What is required:
Every record must be written out once more, with nothing added or omitted.

Records supplied:
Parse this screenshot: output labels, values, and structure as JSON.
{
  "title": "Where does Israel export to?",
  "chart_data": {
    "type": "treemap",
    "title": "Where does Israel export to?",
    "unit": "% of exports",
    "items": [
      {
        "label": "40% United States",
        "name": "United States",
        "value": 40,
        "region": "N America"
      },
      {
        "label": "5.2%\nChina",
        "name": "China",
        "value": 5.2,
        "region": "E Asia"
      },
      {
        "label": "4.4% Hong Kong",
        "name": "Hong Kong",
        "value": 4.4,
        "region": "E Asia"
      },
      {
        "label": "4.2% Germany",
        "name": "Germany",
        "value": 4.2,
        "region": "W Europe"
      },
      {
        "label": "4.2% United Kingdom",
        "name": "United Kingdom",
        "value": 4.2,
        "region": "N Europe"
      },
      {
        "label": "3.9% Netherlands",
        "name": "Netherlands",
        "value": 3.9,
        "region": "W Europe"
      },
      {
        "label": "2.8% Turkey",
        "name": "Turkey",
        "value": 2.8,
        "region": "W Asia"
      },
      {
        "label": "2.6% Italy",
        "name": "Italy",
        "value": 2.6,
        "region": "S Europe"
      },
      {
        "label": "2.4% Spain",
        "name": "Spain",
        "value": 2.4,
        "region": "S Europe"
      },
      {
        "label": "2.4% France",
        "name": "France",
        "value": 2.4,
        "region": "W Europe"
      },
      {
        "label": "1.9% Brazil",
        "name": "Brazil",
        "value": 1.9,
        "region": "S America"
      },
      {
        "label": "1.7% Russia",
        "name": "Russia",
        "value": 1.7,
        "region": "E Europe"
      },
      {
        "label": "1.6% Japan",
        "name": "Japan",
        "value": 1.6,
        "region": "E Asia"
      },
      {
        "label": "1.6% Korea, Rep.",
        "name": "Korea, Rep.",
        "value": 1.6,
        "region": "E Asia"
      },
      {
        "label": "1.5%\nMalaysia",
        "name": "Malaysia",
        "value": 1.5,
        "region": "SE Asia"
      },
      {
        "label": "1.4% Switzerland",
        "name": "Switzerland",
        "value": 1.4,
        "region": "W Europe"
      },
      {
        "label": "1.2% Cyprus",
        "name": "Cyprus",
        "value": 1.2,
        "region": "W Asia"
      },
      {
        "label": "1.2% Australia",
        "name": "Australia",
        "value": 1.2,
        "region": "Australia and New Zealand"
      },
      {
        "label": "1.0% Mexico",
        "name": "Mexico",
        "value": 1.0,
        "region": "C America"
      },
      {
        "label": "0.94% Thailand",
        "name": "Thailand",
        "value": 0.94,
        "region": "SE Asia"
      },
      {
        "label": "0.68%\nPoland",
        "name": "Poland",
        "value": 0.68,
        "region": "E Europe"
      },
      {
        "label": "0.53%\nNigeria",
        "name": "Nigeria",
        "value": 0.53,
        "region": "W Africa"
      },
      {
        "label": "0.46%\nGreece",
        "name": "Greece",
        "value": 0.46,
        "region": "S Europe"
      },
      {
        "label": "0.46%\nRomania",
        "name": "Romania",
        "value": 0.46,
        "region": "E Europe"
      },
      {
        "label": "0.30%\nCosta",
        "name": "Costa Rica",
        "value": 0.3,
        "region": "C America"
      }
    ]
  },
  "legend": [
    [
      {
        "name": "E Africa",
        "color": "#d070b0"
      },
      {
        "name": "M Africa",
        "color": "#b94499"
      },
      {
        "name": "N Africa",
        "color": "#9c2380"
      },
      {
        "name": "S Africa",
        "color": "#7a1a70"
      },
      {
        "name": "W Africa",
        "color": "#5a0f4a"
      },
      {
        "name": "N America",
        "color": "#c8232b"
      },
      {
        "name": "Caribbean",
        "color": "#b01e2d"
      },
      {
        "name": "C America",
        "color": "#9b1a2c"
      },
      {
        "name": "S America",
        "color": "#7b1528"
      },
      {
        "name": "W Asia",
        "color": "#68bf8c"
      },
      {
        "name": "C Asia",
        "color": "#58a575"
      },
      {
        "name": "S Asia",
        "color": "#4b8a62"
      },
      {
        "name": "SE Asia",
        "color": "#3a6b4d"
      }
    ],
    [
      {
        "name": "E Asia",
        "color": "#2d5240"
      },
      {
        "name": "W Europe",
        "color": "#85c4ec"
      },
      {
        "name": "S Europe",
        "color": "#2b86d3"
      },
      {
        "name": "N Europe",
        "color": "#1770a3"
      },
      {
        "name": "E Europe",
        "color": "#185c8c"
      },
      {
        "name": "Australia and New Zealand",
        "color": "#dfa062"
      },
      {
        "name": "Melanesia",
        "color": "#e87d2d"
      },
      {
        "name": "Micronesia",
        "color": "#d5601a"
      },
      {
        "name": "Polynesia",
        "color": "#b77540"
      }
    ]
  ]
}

Answer to the exercise:
Parse this screenshot: output labels, values, and structure as JSON.
{
  "title": "Where does Israel export to?",
  "chart_data": {
    "type": "treemap",
    "title": "Where does Israel export to?",
    "unit": "% of exports",
    "items": [
      {
        "label": "40% United States",
        "name": "United States",
        "value": 40,
        "region": "N America"
      },
      {
        "label": "5.2%\nChina",
        "name": "China",
        "value": 5.2,
        "region": "E Asia"
      },
      {
        "label": "4.4% Hong Kong",
        "name": "Hong Kong",
        "value": 4.4,
        "region": "E Asia"
      },
      {
        "label": "4.2% Germany",
        "name": "Germany",
        "value": 4.2,
        "region": "W Europe"
      },
      {
        "label": "4.2% United Kingdom",
        "name": "United Kingdom",
        "value": 4.2,
        "region": "N Europe"
      },
      {
        "label": "3.9% Netherlands",
        "name": "Netherlands",
        "value": 3.9,
        "region": "W Europe"
      },
      {
        "label": "2.8% Turkey",
        "name": "Turkey",
        "value": 2.8,
        "region": "W Asia"
      },
      {
        "label": "2.6% Italy",
        "name": "Italy",
        "value": 2.6,
        "region": "S Europe"
      },
      {
        "label": "2.4% Spain",
        "name": "Spain",
        "value": 2.4,
        "region": "S Europe"
      },
      {
        "label": "2.4% France",
        "name": "France",
        "value": 2.4,
        "region": "W Europe"
      },
      {
        "label": "1.9% Brazil",
        "name": "Brazil",
        "value": 1.9,
        "region": "S America"
      },
      {
        "label": "1.7% Russia",
        "name": "Russia",
        "value": 1.7,
        "region": "E Europe"
      },
      {
        "label": "1.6% Japan",
        "name": "Japan",
        "value": 1.6,
        "region": "E Asia"
      },
      {
        "label": "1.6% Korea, Rep.",
        "name": "Korea, Rep.",
        "value": 1.6,
        "region": "E Asia"
      },
      {
        "label": "1.5%\nMalaysia",
        "name": "Malaysia",
        "value": 1.5,
        "region": "SE Asia"
      },
      {
        "label": "1.4% Switzerland",
        "name": "Switzerland",
        "value": 1.4,
        "region": "W Europe"
      },
      {
        "label": "1.2% Cyprus",
        "name": "Cyprus",
        "value": 1.2,
        "region": "W Asia"
      },
      {
        "label": "1.2% Australia",
        "name": "Australia",
        "value": 1.2,
        "region": "Australia and New Zealand"
      },
      {
        "label": "1.0% Mexico",
        "name": "Mexico",
        "value": 1.0,
        "region": "C America"
      },
      {
        "label": "0.94% Thailand",
        "name": "Thailand",
        "value": 0.94,
        "region": "SE Asia"
      },
      {
        "label": "0.68%\nPoland",
        "name": "Poland",
        "value": 0.68,
        "region": "E Europe"
      },
      {
        "label": "0.53%\nNigeria",
        "name": "Nigeria",
        "value": 0.53,
        "region": "W Africa"
      },
      {
        "label": "0.46%\nGreece",
        "name": "Greece",
        "value": 0.46,
        "region": "S Europe"
      },
      {
        "label": "0.46%\nRomania",
        "name": "Romania",
        "value": 0.46,
        "region": "E Europe"
      },
      {
        "label": "0.30%\nCosta",
        "name": "Costa Rica",
        "value": 0.3,
        "region": "C America"
      }
    ]
  },
  "legend": [
    [
      {
        "name": "E Africa",
        "color": "#d070b0"
      },
      {
        "name": "M Africa",
        "color": "#b94499"
      },
      {
        "name": "N Africa",
        "color": "#9c2380"
      },
      {
        "name": "S Africa",
        "color": "#7a1a70"
      },
      {
        "name": "W Africa",
        "color": "#5a0f4a"
      },
      {
        "name": "N America",
        "color": "#c8232b"
      },
      {
        "name": "Caribbean",
        "color": "#b01e2d"
      },
      {
        "name": "C America",
        "color": "#9b1a2c"
      },
      {
        "name": "S America",
        "color": "#7b1528"
      },
      {
        "name": "W Asia",
        "color": "#68bf8c"
      },
      {
        "name": "C Asia",
        "color": "#58a575"
      },
      {
        "name": "S Asia",
        "color": "#4b8a62"
      },
      {
        "name": "SE Asia",
        "color": "#3a6b4d"
      }
    ],
    [
      {
        "name": "E Asia",
        "color": "#2d5240"
      },
      {
        "name": "W Europe",
        "color": "#85c4ec"
      },
      {
        "name": "S Europe",
        "color": "#2b86d3"
      },
      {
        "name": "N Europe",
        "color": "#1770a3"
      },
      {
        "name": "E Europe",
        "color": "#185c8c"
      },
      {
        "name": "Australia and New Zealand",
        "color": "#dfa062"
      },
      {
        "name": "Melanesia",
        "color": "#e87d2d"
      },
      {
        "name": "Micronesia",
        "color": "#d5601a"
      },
      {
        "name": "Polynesia",
        "color": "#b77540"
      }
    ]
  ]
}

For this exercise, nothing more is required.